Return every entry exactly.

▶ _DATASET_:
╭──

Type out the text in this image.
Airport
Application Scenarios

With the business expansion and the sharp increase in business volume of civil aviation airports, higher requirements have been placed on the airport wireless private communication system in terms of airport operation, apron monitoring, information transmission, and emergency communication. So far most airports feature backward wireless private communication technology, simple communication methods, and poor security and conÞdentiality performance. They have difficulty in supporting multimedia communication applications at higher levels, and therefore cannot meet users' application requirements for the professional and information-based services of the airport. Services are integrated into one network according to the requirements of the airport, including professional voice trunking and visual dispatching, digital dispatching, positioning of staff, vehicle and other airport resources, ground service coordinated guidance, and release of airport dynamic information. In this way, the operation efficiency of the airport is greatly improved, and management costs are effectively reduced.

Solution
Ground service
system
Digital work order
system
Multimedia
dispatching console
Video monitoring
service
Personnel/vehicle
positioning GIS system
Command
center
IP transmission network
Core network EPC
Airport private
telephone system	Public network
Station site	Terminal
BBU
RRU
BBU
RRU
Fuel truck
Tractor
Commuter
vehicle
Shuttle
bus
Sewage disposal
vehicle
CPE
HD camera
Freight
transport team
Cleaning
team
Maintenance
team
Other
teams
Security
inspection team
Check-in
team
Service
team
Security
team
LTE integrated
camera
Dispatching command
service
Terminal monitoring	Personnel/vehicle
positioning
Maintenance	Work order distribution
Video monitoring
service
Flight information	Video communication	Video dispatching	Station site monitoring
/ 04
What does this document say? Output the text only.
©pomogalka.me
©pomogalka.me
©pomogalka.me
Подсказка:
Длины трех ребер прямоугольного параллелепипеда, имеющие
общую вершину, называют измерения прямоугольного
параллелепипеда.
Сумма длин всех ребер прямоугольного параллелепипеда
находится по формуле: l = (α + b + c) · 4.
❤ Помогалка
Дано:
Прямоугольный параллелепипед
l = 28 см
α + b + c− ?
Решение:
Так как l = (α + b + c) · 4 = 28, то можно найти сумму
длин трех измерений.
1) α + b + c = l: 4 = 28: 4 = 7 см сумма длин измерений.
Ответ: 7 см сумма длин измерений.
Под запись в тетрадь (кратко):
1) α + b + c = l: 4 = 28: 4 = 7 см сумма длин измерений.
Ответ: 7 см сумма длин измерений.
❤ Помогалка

╰──

▶ _PROBLEM SOLUTION_:
Type out the text in this image.
Airport
Application Scenarios

With the business expansion and the sharp increase in business volume of civil aviation airports, higher requirements have been placed on the airport wireless private communication system in terms of airport operation, apron monitoring, information transmission, and emergency communication. So far most airports feature backward wireless private communication technology, simple communication methods, and poor security and conÞdentiality performance. They have difficulty in supporting multimedia communication applications at higher levels, and therefore cannot meet users' application requirements for the professional and information-based services of the airport. Services are integrated into one network according to the requirements of the airport, including professional voice trunking and visual dispatching, digital dispatching, positioning of staff, vehicle and other airport resources, ground service coordinated guidance, and release of airport dynamic information. In this way, the operation efficiency of the airport is greatly improved, and management costs are effectively reduced.

Solution
Ground service
system
Digital work order
system
Multimedia
dispatching console
Video monitoring
service
Personnel/vehicle
positioning GIS system
Command
center
IP transmission network
Core network EPC
Airport private
telephone system	Public network
Station site	Terminal
BBU
RRU
BBU
RRU
Fuel truck
Tractor
Commuter
vehicle
Shuttle
bus
Sewage disposal
vehicle
CPE
HD camera
Freight
transport team
Cleaning
team
Maintenance
team
Other
teams
Security
inspection team
Check-in
team
Service
team
Security
team
LTE integrated
camera
Dispatching command
service
Terminal monitoring	Personnel/vehicle
positioning
Maintenance	Work order distribution
Video monitoring
service
Flight information	Video communication	Video dispatching	Station site monitoring
/ 04
What does this document say? Output the text only.
©pomogalka.me
©pomogalka.me
©pomogalka.me
Подсказка:
Длины трех ребер прямоугольного параллелепипеда, имеющие
общую вершину, называют измерения прямоугольного
параллелепипеда.
Сумма длин всех ребер прямоугольного параллелепипеда
находится по формуле: l = (α + b + c) · 4.
❤ Помогалка
Дано:
Прямоугольный параллелепипед
l = 28 см
α + b + c− ?
Решение:
Так как l = (α + b + c) · 4 = 28, то можно найти сумму
длин трех измерений.
1) α + b + c = l: 4 = 28: 4 = 7 см сумма длин измерений.
Ответ: 7 см сумма длин измерений.
Под запись в тетрадь (кратко):
1) α + b + c = l: 4 = 28: 4 = 7 см сумма длин измерений.
Ответ: 7 см сумма длин измерений.
❤ Помогалка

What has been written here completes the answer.